§ Data provided:

══════════════════════════════

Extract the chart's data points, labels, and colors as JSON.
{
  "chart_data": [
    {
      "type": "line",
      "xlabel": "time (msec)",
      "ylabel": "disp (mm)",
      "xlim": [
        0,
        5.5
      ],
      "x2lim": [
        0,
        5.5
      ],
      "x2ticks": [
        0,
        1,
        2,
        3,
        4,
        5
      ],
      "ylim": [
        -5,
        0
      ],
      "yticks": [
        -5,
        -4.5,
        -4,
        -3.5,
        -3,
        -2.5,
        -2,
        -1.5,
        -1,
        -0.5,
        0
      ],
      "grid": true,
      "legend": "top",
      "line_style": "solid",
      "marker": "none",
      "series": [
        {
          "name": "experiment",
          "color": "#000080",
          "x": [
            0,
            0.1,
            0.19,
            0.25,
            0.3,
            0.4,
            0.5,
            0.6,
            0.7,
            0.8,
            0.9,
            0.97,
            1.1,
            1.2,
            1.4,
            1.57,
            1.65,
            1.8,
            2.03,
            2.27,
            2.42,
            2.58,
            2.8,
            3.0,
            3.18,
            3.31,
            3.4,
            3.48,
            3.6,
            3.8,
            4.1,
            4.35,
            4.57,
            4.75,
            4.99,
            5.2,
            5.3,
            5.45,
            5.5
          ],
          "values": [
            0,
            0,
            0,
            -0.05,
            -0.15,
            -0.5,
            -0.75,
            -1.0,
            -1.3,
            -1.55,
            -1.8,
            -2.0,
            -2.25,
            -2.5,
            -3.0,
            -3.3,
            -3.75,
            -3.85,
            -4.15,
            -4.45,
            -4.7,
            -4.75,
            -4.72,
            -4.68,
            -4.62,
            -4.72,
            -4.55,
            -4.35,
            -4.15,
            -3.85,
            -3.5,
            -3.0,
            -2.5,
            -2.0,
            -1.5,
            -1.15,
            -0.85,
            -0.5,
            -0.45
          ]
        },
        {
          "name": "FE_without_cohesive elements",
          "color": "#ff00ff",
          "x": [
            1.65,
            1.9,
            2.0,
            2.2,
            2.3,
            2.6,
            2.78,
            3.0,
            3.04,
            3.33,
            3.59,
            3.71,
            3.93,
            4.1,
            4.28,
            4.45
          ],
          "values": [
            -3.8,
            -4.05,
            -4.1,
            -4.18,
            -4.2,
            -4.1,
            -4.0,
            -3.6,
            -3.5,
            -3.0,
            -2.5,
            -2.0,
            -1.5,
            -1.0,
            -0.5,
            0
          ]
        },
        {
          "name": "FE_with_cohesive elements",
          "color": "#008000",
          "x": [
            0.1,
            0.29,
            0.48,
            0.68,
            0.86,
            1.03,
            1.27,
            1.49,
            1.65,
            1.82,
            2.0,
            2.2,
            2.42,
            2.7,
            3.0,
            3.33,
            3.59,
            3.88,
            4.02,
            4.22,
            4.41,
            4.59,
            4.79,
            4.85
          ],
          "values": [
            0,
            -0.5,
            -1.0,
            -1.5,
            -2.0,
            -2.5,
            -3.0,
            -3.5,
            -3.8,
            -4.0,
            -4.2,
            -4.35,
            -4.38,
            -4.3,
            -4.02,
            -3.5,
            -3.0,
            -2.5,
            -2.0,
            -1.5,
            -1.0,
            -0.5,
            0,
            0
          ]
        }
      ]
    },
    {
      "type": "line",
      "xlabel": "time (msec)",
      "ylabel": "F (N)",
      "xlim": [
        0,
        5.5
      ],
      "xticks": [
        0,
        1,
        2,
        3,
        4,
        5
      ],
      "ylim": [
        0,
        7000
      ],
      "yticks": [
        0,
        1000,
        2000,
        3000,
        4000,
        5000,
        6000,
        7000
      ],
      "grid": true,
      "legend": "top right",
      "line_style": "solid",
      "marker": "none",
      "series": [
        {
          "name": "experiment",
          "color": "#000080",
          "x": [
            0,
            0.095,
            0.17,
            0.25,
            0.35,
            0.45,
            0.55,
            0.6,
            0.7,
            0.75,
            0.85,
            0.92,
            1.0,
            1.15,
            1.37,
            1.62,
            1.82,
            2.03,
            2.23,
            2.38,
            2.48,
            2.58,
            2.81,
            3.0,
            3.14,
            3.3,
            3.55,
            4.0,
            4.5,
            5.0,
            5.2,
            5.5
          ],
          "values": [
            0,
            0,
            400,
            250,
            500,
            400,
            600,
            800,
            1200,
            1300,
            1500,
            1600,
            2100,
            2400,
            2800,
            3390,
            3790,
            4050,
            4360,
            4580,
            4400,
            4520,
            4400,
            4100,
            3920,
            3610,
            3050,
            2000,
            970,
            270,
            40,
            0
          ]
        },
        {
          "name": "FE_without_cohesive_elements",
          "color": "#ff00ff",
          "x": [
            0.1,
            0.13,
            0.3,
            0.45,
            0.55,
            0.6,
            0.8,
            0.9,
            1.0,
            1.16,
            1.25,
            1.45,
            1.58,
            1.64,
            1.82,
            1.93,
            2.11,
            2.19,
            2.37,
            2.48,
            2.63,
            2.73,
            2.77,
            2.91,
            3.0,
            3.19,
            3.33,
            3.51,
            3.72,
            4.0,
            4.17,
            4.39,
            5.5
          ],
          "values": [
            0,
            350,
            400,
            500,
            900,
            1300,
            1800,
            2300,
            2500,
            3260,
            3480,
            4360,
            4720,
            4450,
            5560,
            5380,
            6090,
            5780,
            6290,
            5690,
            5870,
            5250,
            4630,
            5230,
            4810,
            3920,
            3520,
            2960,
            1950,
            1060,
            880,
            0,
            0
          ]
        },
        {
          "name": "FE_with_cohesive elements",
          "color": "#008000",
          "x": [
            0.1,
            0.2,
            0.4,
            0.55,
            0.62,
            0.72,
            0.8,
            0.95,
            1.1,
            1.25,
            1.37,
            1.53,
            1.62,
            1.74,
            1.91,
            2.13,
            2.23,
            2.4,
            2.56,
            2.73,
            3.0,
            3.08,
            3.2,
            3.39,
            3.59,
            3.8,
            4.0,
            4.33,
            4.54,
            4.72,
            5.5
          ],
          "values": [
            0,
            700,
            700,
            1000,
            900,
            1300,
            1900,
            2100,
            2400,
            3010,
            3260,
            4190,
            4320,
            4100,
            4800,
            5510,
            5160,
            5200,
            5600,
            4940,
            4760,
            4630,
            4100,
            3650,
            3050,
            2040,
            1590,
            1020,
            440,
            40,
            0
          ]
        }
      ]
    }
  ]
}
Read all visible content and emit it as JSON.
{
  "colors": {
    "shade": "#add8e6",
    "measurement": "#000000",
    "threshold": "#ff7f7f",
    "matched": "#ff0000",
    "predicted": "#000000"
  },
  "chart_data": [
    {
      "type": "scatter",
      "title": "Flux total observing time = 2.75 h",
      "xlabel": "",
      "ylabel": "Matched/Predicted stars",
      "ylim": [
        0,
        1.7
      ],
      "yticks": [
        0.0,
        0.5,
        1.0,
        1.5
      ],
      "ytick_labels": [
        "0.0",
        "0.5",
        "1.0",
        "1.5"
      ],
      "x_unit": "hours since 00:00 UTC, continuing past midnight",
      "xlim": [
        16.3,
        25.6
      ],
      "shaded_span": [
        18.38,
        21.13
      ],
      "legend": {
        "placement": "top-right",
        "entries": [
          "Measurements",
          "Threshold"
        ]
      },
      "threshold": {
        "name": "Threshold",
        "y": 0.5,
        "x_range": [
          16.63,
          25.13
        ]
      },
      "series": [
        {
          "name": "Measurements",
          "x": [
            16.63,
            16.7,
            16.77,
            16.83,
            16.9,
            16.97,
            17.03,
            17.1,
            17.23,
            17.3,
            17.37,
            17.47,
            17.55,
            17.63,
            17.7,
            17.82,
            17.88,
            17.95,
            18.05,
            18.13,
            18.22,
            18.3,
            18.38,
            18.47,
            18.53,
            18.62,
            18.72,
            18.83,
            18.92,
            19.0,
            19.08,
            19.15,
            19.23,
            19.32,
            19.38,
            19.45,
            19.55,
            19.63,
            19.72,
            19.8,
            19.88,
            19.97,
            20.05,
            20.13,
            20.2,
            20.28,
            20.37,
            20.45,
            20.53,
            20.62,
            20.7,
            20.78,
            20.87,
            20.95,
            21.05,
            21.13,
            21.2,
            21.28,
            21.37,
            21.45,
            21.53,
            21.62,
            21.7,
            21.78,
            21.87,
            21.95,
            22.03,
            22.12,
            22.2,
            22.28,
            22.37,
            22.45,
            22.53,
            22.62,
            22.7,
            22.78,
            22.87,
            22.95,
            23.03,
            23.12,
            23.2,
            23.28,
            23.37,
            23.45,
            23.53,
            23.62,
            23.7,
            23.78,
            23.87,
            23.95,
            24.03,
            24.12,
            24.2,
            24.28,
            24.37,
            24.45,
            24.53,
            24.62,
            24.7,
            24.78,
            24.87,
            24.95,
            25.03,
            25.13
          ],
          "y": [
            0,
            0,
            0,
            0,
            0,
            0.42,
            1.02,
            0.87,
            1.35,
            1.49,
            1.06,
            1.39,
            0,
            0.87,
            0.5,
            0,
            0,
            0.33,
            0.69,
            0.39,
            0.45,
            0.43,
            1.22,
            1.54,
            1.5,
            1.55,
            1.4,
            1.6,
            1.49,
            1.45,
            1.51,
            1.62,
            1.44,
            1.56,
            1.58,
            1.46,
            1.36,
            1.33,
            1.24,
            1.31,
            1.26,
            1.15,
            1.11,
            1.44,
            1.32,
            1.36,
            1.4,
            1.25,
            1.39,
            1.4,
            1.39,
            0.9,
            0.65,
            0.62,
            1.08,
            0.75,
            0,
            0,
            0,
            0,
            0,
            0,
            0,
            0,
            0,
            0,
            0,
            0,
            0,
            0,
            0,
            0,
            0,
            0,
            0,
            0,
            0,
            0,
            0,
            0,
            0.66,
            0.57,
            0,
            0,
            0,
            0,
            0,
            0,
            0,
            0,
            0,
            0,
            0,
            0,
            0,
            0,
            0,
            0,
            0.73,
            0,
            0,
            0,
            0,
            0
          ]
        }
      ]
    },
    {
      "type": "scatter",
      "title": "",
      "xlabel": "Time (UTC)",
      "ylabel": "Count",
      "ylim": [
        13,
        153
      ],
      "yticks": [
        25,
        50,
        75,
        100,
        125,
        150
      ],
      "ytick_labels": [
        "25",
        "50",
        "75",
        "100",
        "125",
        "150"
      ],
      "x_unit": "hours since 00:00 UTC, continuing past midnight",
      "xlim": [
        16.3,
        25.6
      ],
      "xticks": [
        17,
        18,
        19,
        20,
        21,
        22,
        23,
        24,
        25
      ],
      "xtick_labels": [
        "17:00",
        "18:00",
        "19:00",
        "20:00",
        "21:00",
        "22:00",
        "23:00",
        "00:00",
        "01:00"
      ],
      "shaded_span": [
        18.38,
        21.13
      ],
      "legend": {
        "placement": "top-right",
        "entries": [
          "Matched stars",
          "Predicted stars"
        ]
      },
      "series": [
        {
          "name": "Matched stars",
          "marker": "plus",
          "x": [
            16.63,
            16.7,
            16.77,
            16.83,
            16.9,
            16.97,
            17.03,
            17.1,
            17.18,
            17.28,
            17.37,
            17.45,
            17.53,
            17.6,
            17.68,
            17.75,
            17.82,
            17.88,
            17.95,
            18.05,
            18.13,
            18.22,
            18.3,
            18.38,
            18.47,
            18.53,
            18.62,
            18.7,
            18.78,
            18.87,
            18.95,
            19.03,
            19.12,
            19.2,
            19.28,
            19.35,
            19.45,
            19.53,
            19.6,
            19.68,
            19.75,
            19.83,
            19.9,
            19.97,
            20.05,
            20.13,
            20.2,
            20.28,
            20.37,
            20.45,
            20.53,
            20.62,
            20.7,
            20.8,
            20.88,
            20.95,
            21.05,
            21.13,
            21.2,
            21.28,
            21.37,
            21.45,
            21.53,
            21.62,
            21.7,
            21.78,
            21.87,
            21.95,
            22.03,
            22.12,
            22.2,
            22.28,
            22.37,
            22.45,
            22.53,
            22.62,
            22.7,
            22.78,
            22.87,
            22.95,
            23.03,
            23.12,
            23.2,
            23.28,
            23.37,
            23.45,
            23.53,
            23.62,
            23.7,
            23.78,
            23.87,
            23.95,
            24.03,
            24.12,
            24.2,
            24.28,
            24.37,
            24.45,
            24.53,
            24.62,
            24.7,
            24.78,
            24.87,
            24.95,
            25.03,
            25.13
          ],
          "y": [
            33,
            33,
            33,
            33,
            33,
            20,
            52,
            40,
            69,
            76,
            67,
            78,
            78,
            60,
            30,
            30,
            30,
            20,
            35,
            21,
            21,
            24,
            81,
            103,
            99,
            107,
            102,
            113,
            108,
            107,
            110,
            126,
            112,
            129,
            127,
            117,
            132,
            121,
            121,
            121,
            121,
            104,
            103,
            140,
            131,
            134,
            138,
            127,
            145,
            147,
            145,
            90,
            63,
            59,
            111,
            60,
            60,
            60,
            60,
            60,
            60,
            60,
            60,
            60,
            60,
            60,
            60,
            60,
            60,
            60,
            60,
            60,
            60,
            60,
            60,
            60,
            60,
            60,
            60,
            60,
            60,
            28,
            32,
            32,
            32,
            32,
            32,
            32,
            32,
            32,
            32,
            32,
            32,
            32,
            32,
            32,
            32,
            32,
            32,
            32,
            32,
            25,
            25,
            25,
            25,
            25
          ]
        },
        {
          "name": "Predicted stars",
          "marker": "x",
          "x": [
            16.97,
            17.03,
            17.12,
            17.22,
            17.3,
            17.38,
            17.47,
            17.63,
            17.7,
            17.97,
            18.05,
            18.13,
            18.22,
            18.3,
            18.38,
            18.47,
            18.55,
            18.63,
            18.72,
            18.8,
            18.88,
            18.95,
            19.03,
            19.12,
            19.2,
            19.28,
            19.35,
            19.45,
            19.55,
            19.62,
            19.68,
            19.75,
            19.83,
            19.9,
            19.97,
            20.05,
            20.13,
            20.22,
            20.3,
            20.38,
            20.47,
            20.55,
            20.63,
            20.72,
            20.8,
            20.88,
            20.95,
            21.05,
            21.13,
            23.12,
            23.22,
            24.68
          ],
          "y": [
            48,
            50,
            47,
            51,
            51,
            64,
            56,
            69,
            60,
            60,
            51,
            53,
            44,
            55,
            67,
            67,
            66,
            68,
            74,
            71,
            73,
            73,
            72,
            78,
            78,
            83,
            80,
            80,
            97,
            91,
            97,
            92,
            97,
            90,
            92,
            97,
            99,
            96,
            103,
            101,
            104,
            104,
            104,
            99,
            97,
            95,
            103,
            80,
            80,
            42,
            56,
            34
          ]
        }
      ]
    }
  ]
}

══════════════════════════════

§ Set task:
Look for lines containing the string "stars" and copy them all.

§ Answer for the task:
      "ylabel": "Matched/Predicted stars",
          "Matched stars",
          "Predicted stars"
          "name": "Matched stars",
          "name": "Predicted stars",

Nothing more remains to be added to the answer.